Text shown >>
[start]
Things that influenced finetuning DeBERTa small:
- using context instead of sep token reduced score by 0.005
- smaller batches did not change score, but increased fitting time
- increasing train / test split from 0.3 to 0.25 increased score by 0.005
- higher learning rate (1e-4 instead of 5e-5) drastically reduced score, by 0.05

Best score achieved with DeBERTa small (did not go back with further optimisations afterwards): 0.781

## DeBERTa base

Things that influenced finetuning DeBERTa base
- created warm up ratio -> increased score by 0.02
- used recommended hypertuning parameters -> had no impact

# Electra -> Val Score: 0.8264

Things that influenced Electra:
- changed input to include "full" instead of context -> boosted from 0.805 to 0.815
- changed input to include "context" and "title" instead of "full" + dynamic padding -> boosted to 0.820
- reduced warmup a little (0.15 instead of 0.1) -> boosted to 0.825
- had to enable shuffle = False on fit and set random states to get consistent results; else model often died
- had to also put Electra on first position so it runs with less problems (before it was third)

In general, the consense in many discussions seems to be that Electra is a rather hard to train model

In [None]:
import warnings
warnings.filterwarnings("ignore") #can get annoying and visually distracting

In [None]:
electra = "../input/google-electra-large-discriminator"
#ELECTRA is a new method for self-supervised language representation learning. 
#It can be used to pre-train transformer networks using relatively little compute. 
#ELECTRA models are trained to distinguish "real" input tokens vs "fake" input tokens 
#generated by another neural network, similar to the discriminator of a GAN. 
#TLDR; google did something cool and it works

tokenizer = AutoTokenizer.from_pretrained(electra)
sep = tokenizer.sep_token #is "[SEP]"
df["inputs"] = df.context + sep + df.title + sep + df.anchor + sep + df.target + sep 
df1 = df[["inputs","score"]]


def tok_func(x): return tokenizer(x["inputs"])

#create ds from dataframe
ds = Dataset.from_pandas(df).rename_column('score', 'label')
[end]
Given records >>
[start]
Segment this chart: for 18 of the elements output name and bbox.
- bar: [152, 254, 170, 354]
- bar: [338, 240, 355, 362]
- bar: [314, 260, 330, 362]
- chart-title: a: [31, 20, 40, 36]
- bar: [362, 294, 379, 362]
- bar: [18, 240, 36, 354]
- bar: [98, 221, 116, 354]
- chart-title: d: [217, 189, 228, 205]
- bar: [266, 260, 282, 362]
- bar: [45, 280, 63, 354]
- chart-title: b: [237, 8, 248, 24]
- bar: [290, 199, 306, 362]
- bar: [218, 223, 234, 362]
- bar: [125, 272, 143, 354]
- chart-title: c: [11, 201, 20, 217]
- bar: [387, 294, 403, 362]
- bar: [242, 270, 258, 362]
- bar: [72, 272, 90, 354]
[end]
What is expected >>
According to the finetuning notes, how did raising the learning rate from 5e-5 to 1e-4 affect the DeBERTa small score? The listing is separate material from the finetuning notes.

Output for this exercise >>
It drastically reduced the score, by 0.05.